URAIAN TUGAS — Kembalikan teks tentang Festival Budaya Betawi di bawah ini secara utuh, kata demi kata tanpa perubahan apa pun.

Lestarikan Budaya Melalui Festival

Masih seputar budaya Betawi. Sebelumnya saya pernah menulis tentang Rupa-rupa Jakarta yang akan mengadakan Festival Budaya Betawi di Setu Babakan. Acara yang berlangsumg selama 4 (empat) hari tersebut benar-benar
saya tunggu festival selanjutnya, mungkin tahun depan. Saya sempat menghadiri acara di hari pertama dan hari terakhir, ya, tanggal 14 dan 17 September 2016.

Saya datang bersama seorang teman yang juga menjadi panitia di Festival tersebut. Untuk mencapai lokasi, saya naik kereta sampai stasiun Lenteng Agung, dari sana bisa lanjut ojek atau angkutan. Waktu ke sana di hari pertama saya naik angkutan umum tapi dilanjut berjalan kaki karena ternyata dia enggak lewat setu babakan. Tepatnya itu di Perkampungan Budaya Betawi, masuk pintu gerbang kami disambut pemandangan stand-stand bazar. Ada toge goreng, kerak telor, selendang mayang, bir pletok, pakaian Betawi, juga kaos-kaos dengan berbagai tulisan yang beraroma Betawi.

Bazar-bazar yang ada dibuat seperti floating market untuk sistem jual-belinya, ya, pembeli menukarkan uang terlebih dahulu dengan voucher dengan tulisan jumlah mata uang. Penjual pun akan memberikan kembalian dengan uang voucher juga. Jika tersisa, pengunjung atau pembeli dapat menukarkannya kembali dengan uang tunai di tempat-tempat menukarkan voucher dengan uang.

DATA YANG DITAMPILKAN —

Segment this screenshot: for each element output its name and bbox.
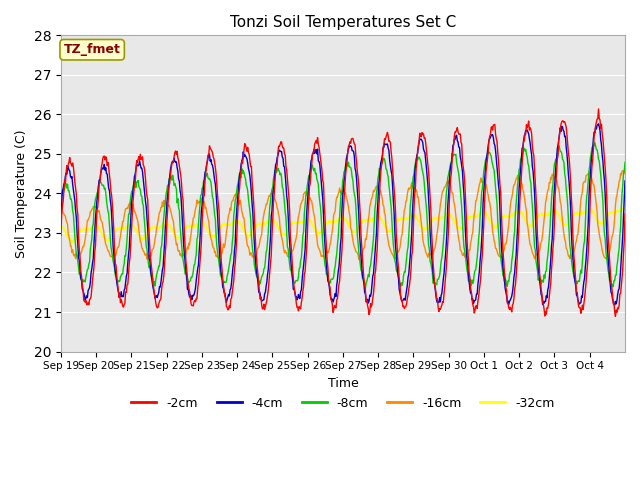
-2cm [621,211,629,217]
-2cm [433,297,440,302]
-2cm [227,297,235,302]
Y-axis label: Soil Temperature (C): Soil Temperature (C) [15,129,28,258]
-32cm [434,216,442,221]
-2cm [276,142,284,147]
-16cm [255,244,262,250]
Line: -2cm: -2cm [61,109,625,316]
-4cm [595,121,602,127]
-4cm [227,286,235,291]
-4cm [124,271,131,276]
-32cm [620,204,627,210]
-4cm [276,148,284,154]
Line: -4cm: -4cm [61,124,625,305]
-2cm [401,304,409,310]
X-axis label: Time: Time [328,377,358,390]
Text: TZ_fmet: TZ_fmet [64,43,120,56]
-2cm [595,106,602,112]
-4cm [621,178,629,184]
-32cm [277,229,285,235]
-2cm [612,313,620,319]
Line: -16cm: -16cm [61,170,625,259]
-8cm [434,276,442,282]
-32cm [69,239,77,245]
-4cm [255,289,262,295]
-16cm [124,205,131,211]
-8cm [276,172,284,178]
-32cm [57,225,65,230]
-8cm [362,286,369,291]
-16cm [57,206,65,212]
-16cm [355,256,363,262]
-4cm [57,212,65,218]
-8cm [255,283,262,288]
-16cm [402,198,410,204]
-32cm [621,205,629,211]
-8cm [402,262,410,268]
-8cm [124,236,131,241]
Legend: -2cm, -4cm, -8cm, -16cm, -32cm: -2cm, -4cm, -8cm, -16cm, -32cm [126,392,559,415]
-8cm [621,159,629,165]
-2cm [57,233,65,239]
Line: -8cm: -8cm [61,143,625,288]
Line: -32cm: -32cm [61,207,625,242]
-16cm [620,168,627,173]
-32cm [402,216,410,222]
-16cm [227,207,235,213]
-16cm [434,228,442,234]
-2cm [255,281,262,287]
-8cm [227,252,235,258]
-4cm [611,302,618,308]
-32cm [228,222,236,228]
-4cm [433,298,440,304]
-2cm [124,282,131,288]
-8cm [591,140,598,145]
-32cm [124,223,132,228]
-4cm [401,298,409,303]
-8cm [57,198,65,204]
-16cm [276,225,284,230]
-32cm [255,221,263,227]
-16cm [621,168,629,174]
Title: Tonzi Soil Temperatures Set C: Tonzi Soil Temperatures Set C [230,15,456,30]
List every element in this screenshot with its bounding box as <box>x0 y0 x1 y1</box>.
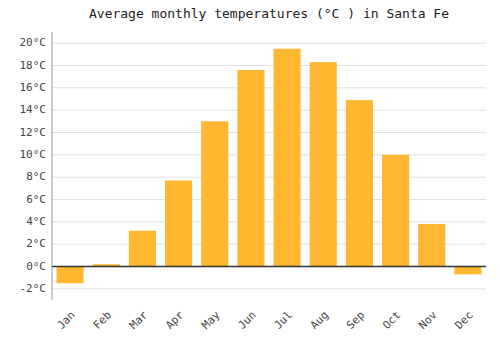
grid-line <box>52 87 486 88</box>
y-axis-line <box>52 32 53 300</box>
bar <box>382 155 409 267</box>
y-tick-label: 2°C <box>26 237 46 250</box>
x-tick-label: Oct <box>380 309 403 332</box>
bar <box>201 121 228 266</box>
x-tick-label: Jan <box>55 309 78 332</box>
y-tick-label: 14°C <box>20 103 47 116</box>
grid-line <box>52 177 486 178</box>
grid <box>52 43 486 289</box>
y-tick-label: 8°C <box>26 170 46 183</box>
bar <box>165 181 192 267</box>
y-tick-label: 10°C <box>20 148 47 161</box>
chart: Average monthly temperatures (°C ) in Sa… <box>0 0 500 350</box>
y-tick-label: 20°C <box>20 36 47 49</box>
grid-line <box>52 154 486 155</box>
x-tick-label: Nov <box>416 308 440 332</box>
bar <box>454 267 481 275</box>
x-tick-label: Dec <box>452 309 475 332</box>
grid-line <box>52 199 486 200</box>
y-tick-label: 4°C <box>26 215 46 228</box>
x-tick-label: Apr <box>163 308 187 332</box>
bar <box>274 49 301 267</box>
x-tick-label: Aug <box>308 309 331 332</box>
y-tick-label: 0°C <box>26 260 46 273</box>
y-tick-label: 18°C <box>20 59 47 72</box>
baseline <box>52 266 486 268</box>
bar <box>129 231 156 267</box>
x-tick-label: Sep <box>344 309 367 332</box>
y-tick-label: 12°C <box>20 126 47 139</box>
x-tick-label: Feb <box>91 309 114 332</box>
bar <box>310 62 337 266</box>
x-tick-label: Jun <box>235 309 258 332</box>
x-ticks: Jan Feb Mar Apr May Jun Jul Aug Sep Oct Nov Dec <box>55 308 476 332</box>
bar <box>237 70 264 267</box>
y-ticks: -2°C 0°C 2°C 4°C 6°C 8°C 10°C 12°C 14°C 16°C 18°C 2… <box>20 36 47 295</box>
grid-line <box>52 65 486 66</box>
x-tick-label: Jul <box>272 309 295 332</box>
bar <box>418 224 445 266</box>
grid-line <box>52 288 486 289</box>
x-tick-label: Mar <box>127 308 151 332</box>
page: {"chart_data": {"type": "bar", "title": … <box>0 0 500 350</box>
grid-line <box>52 110 486 111</box>
grid-line <box>52 266 486 267</box>
y-tick-label: 6°C <box>26 193 46 206</box>
y-tick-label: 16°C <box>20 81 47 94</box>
bar <box>346 100 373 266</box>
x-tick-label: May <box>199 308 223 332</box>
grid-line <box>52 43 486 44</box>
title: Average monthly temperatures (°C ) in Sa… <box>89 6 449 21</box>
bars <box>57 49 482 284</box>
bar <box>57 267 84 284</box>
grid-line <box>52 132 486 133</box>
grid-line <box>52 221 486 222</box>
y-tick-label: -2°C <box>20 282 47 295</box>
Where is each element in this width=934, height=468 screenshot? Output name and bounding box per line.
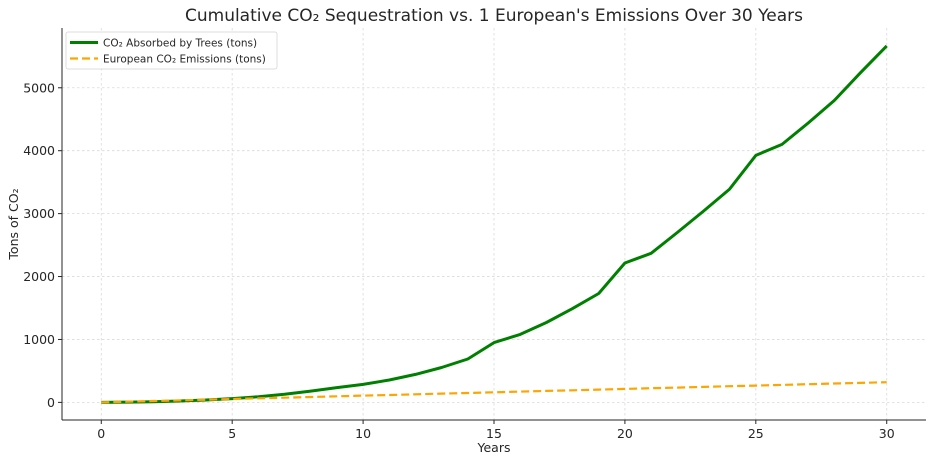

HASIL PENGERJAAN —
Lestarikan Budaya Melalui Festival

Masih seputar budaya Betawi. Sebelumnya saya pernah menulis tentang Rupa-rupa Jakarta yang akan mengadakan Festival Budaya Betawi di Setu Babakan. Acara yang berlangsumg selama 4 (empat) hari tersebut benar-benar
saya tunggu festival selanjutnya, mungkin tahun depan. Saya sempat menghadiri acara di hari pertama dan hari terakhir, ya, tanggal 14 dan 17 September 2016.

Saya datang bersama seorang teman yang juga menjadi panitia di Festival tersebut. Untuk mencapai lokasi, saya naik kereta sampai stasiun Lenteng Agung, dari sana bisa lanjut ojek atau angkutan. Waktu ke sana di hari pertama saya naik angkutan umum tapi dilanjut berjalan kaki karena ternyata dia enggak lewat setu babakan. Tepatnya itu di Perkampungan Budaya Betawi, masuk pintu gerbang kami disambut pemandangan stand-stand bazar. Ada toge goreng, kerak telor, selendang mayang, bir pletok, pakaian Betawi, juga kaos-kaos dengan berbagai tulisan yang beraroma Betawi.

Bazar-bazar yang ada dibuat seperti floating market untuk sistem jual-belinya, ya, pembeli menukarkan uang terlebih dahulu dengan voucher dengan tulisan jumlah mata uang. Penjual pun akan memberikan kembalian dengan uang voucher juga. Jika tersisa, pengunjung atau pembeli dapat menukarkannya kembali dengan uang tunai di tempat-tempat menukarkan voucher dengan uang.